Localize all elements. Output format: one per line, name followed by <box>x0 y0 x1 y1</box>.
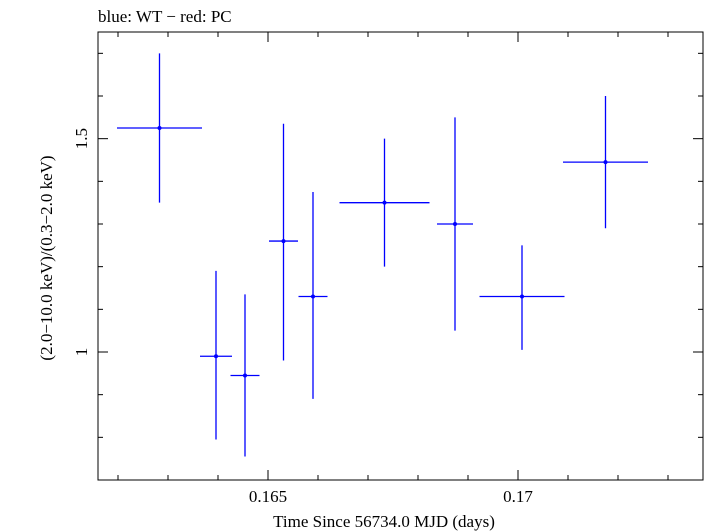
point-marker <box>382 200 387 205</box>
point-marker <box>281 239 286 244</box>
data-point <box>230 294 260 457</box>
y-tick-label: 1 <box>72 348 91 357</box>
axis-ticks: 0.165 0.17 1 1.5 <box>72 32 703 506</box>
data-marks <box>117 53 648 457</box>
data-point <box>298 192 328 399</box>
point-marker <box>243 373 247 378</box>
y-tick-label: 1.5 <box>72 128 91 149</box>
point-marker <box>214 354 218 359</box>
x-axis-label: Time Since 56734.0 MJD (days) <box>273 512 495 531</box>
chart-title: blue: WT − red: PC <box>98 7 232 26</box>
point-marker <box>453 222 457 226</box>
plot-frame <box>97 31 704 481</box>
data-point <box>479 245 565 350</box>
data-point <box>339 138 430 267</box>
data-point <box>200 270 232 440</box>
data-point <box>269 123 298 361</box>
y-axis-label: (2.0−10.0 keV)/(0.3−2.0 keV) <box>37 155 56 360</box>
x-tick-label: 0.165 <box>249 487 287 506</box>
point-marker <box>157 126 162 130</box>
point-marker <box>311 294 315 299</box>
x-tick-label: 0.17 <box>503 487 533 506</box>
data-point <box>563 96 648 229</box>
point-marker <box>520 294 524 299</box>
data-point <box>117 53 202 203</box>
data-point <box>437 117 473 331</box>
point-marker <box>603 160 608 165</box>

=====

__Work instructions__. Copy all of the material above again, word for word and line by line, but leave out any picture.

__Reply to the task__.
Localize all elements. Output format: one per line, name followed by <box>x0 y0 x1 y1</box>.
point-marker <box>382 200 387 205</box>
point-marker <box>281 239 286 244</box>
data-point <box>230 294 260 457</box>
y-tick-label: 1 <box>72 348 91 357</box>
axis-ticks: 0.165 0.17 1 1.5 <box>72 32 703 506</box>
data-marks <box>117 53 648 457</box>
data-point <box>298 192 328 399</box>
point-marker <box>243 373 247 378</box>
y-tick-label: 1.5 <box>72 128 91 149</box>
point-marker <box>214 354 218 359</box>
x-axis-label: Time Since 56734.0 MJD (days) <box>273 512 495 531</box>
chart-title: blue: WT − red: PC <box>98 7 232 26</box>
point-marker <box>453 222 457 226</box>
plot-frame <box>97 31 704 481</box>
data-point <box>479 245 565 350</box>
data-point <box>339 138 430 267</box>
data-point <box>200 270 232 440</box>
data-point <box>269 123 298 361</box>
y-axis-label: (2.0−10.0 keV)/(0.3−2.0 keV) <box>37 155 56 360</box>
x-tick-label: 0.165 <box>249 487 287 506</box>
point-marker <box>157 126 162 130</box>
point-marker <box>311 294 315 299</box>
x-tick-label: 0.17 <box>503 487 533 506</box>
data-point <box>563 96 648 229</box>
point-marker <box>520 294 524 299</box>
data-point <box>117 53 202 203</box>
data-point <box>437 117 473 331</box>
point-marker <box>603 160 608 165</box>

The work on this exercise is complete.